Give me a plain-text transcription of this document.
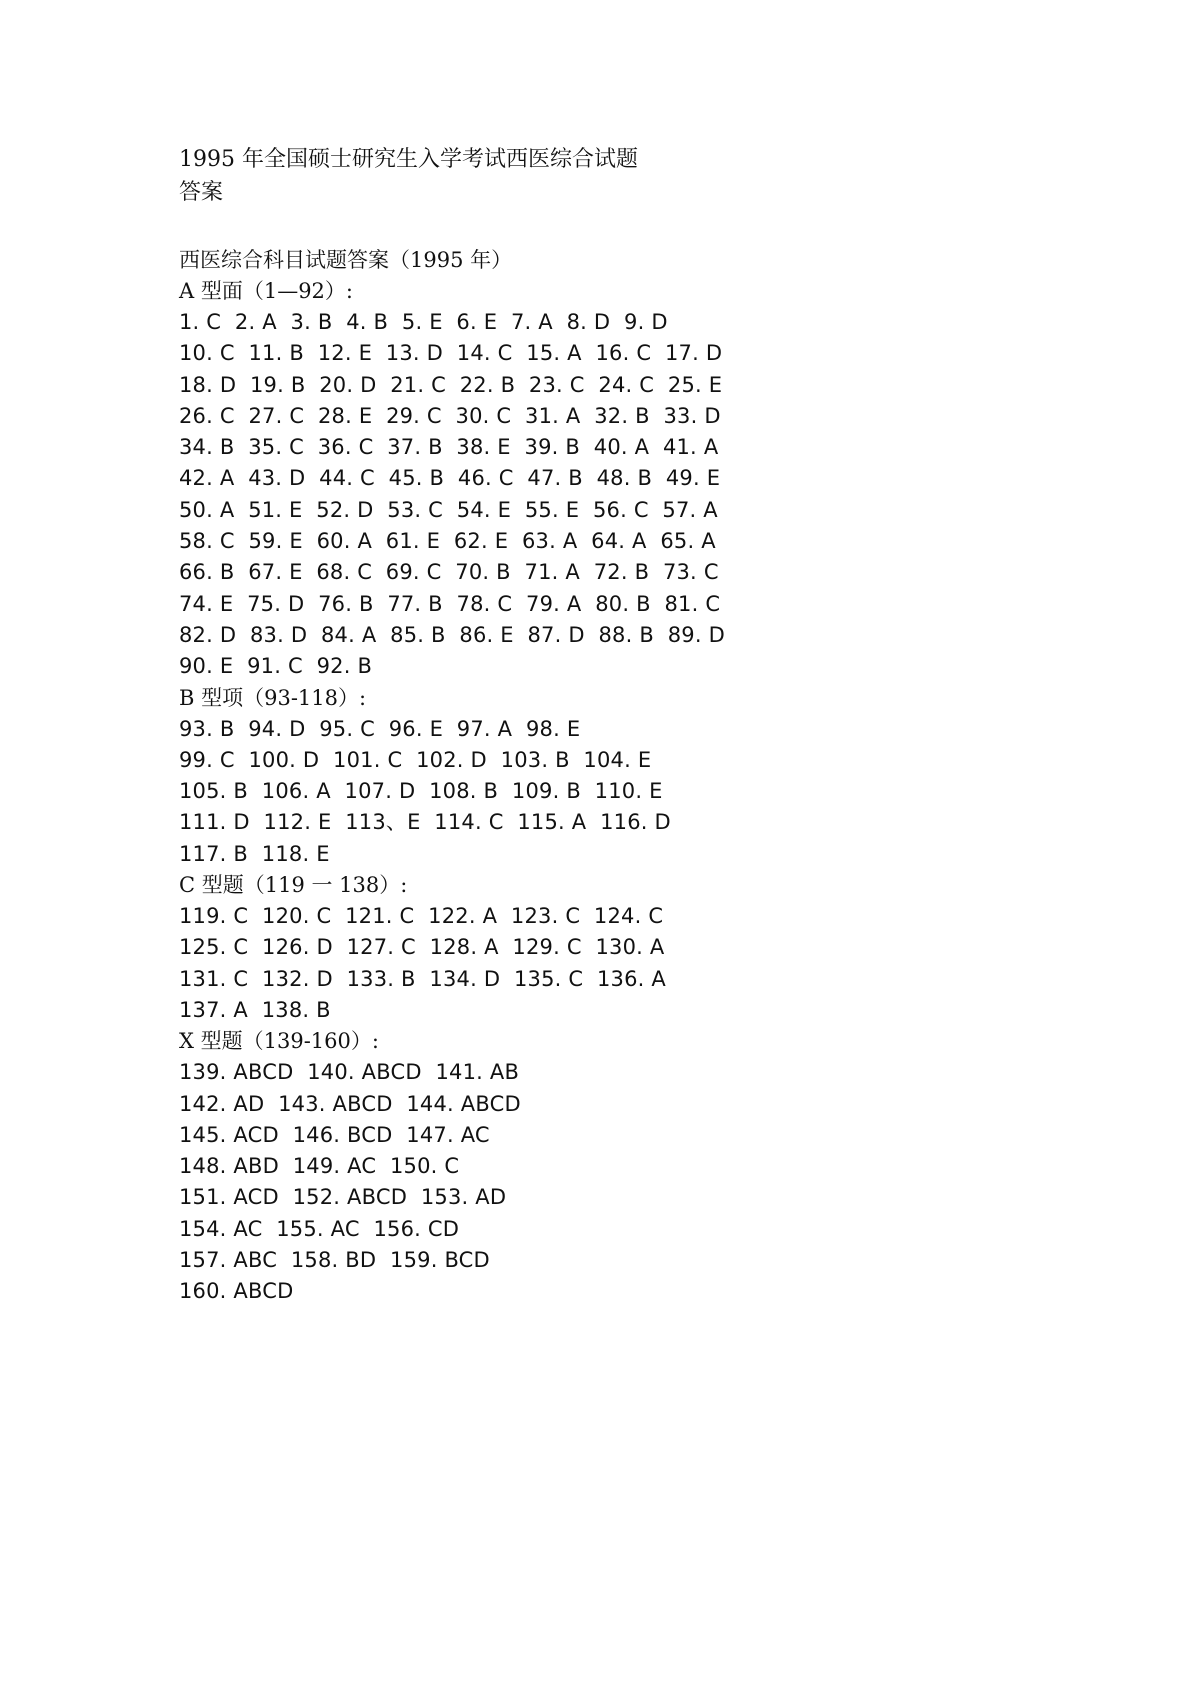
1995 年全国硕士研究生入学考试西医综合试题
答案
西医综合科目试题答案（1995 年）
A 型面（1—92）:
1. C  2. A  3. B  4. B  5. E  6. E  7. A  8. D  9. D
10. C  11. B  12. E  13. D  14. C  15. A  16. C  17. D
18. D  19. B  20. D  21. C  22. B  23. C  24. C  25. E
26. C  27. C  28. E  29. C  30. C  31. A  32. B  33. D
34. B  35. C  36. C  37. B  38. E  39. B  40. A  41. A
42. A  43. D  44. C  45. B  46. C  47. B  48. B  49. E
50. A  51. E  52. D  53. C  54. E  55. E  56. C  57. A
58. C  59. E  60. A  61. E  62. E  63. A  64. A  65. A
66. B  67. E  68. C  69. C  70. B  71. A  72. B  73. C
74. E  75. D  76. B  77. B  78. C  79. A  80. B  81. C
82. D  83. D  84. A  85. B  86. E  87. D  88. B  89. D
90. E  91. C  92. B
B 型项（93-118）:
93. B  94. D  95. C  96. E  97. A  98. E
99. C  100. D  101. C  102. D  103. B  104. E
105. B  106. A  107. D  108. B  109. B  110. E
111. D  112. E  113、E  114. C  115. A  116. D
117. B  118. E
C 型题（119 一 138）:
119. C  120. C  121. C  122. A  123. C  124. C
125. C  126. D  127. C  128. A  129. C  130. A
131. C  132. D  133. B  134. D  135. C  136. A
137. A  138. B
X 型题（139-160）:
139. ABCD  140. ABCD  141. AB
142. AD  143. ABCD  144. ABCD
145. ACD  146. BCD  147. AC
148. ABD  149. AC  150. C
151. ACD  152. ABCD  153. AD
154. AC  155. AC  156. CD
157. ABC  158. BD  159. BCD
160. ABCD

---

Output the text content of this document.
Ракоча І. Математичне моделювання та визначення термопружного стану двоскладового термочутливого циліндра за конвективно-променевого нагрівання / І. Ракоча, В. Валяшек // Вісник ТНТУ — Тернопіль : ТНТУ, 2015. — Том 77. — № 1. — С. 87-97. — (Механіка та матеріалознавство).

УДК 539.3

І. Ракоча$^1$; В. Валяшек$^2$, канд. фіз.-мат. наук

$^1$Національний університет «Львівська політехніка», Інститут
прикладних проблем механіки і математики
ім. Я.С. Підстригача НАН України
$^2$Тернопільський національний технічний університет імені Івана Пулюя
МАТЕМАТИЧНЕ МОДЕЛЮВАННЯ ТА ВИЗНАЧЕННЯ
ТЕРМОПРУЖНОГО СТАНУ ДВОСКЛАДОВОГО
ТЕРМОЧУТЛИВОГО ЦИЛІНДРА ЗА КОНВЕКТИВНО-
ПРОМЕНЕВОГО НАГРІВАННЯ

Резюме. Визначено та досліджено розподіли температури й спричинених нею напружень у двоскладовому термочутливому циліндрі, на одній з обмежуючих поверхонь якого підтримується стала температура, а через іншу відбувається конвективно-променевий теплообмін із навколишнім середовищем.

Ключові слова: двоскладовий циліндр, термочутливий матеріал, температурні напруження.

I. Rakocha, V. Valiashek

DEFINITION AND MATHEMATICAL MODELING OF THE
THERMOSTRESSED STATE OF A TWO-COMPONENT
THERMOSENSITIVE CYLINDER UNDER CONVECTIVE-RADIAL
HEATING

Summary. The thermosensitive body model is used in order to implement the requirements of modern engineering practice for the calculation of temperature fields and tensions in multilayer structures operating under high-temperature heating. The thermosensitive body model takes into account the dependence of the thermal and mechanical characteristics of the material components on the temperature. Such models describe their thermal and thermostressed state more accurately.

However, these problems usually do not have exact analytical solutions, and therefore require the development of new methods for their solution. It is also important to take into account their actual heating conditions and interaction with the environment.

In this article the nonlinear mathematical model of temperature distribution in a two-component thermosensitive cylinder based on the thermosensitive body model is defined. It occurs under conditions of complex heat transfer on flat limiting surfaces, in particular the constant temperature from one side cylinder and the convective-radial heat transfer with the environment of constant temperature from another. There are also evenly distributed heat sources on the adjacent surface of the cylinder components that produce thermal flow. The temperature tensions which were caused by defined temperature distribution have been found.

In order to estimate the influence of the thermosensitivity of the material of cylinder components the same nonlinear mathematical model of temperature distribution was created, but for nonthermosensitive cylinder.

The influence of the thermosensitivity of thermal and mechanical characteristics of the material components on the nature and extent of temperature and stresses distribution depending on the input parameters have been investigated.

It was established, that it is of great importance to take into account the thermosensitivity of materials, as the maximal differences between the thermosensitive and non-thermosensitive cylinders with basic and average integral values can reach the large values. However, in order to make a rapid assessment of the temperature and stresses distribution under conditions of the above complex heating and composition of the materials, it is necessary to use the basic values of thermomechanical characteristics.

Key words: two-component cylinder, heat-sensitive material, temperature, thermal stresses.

--

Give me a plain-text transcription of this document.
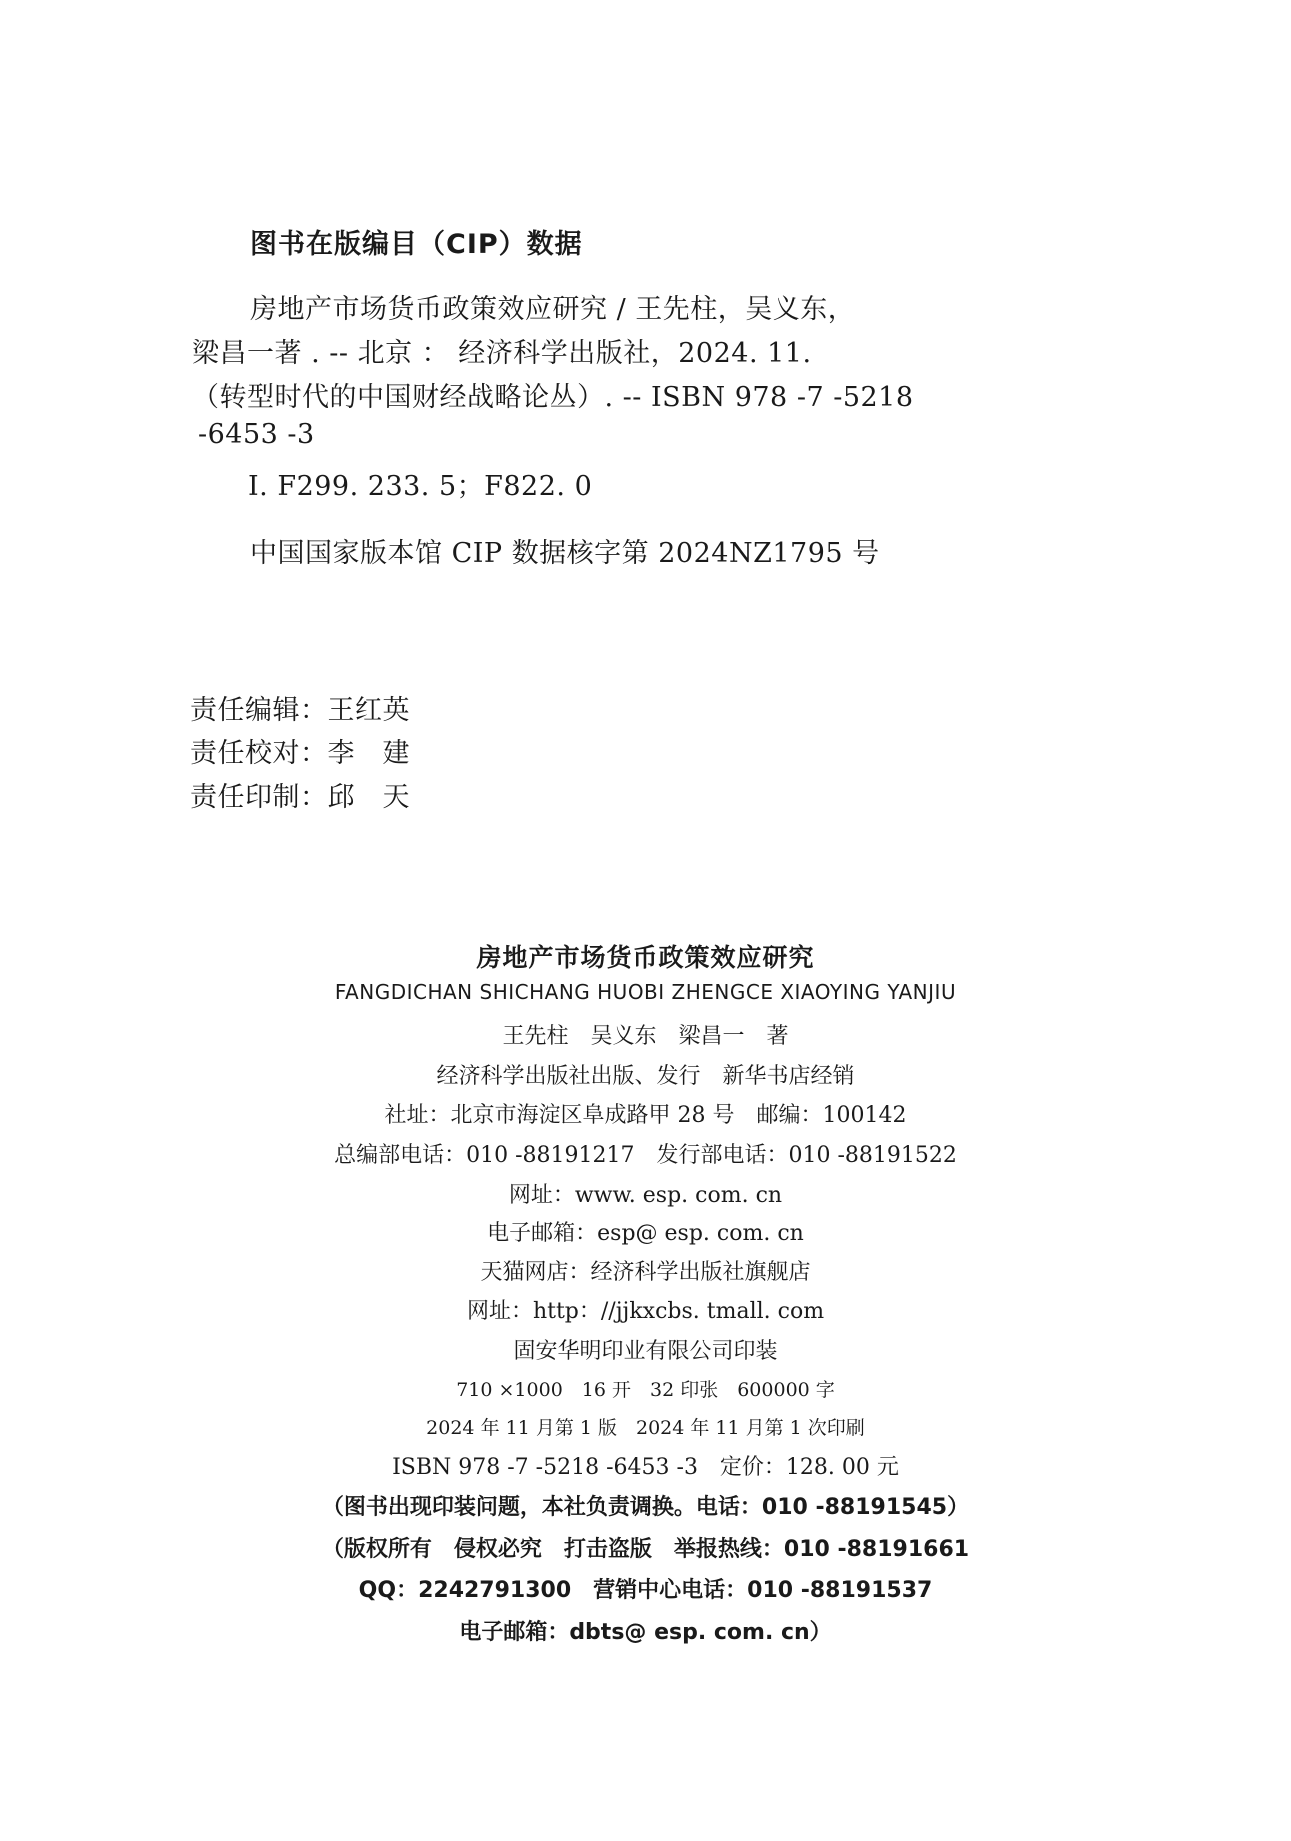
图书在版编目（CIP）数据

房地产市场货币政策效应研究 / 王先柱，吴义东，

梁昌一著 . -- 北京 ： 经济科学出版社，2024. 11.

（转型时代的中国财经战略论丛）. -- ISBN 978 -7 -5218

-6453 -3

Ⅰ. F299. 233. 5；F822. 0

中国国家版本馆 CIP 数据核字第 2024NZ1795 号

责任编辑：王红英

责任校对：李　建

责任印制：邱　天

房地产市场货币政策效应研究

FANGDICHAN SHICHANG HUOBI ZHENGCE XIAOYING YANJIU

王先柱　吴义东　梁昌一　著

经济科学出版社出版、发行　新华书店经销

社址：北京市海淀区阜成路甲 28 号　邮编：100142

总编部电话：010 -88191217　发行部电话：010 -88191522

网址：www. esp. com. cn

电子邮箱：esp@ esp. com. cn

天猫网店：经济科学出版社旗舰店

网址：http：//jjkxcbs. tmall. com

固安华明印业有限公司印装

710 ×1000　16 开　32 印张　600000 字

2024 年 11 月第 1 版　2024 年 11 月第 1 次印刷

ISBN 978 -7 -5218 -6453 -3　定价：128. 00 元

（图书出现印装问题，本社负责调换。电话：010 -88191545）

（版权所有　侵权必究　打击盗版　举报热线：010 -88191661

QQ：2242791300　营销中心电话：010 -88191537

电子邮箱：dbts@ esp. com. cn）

#### What you should do:
Return every line in the listing that contains the word "body".

#### Complete output:
Summary. The thermosensitive body model is used in order to implement the requirements of modern engineering practice for the calculation of temperature fields and tensions in multilayer structures operating under high-temperature heating. The thermosensitive body model takes into account the dependence of the thermal and mechanical characteristics of the material components on the temperature. Such models describe their thermal and thermostressed state more accurately.
In this article the nonlinear mathematical model of temperature distribution in a two-component thermosensitive cylinder based on the thermosensitive body model is defined. It occurs under conditions of complex heat transfer on flat limiting surfaces, in particular the constant temperature from one side cylinder and the convective-radial heat transfer with the environment of constant temperature from another. There are also evenly distributed heat sources on the adjacent surface of the cylinder components that produce thermal flow. The temperature tensions which were caused by defined temperature distribution have been found.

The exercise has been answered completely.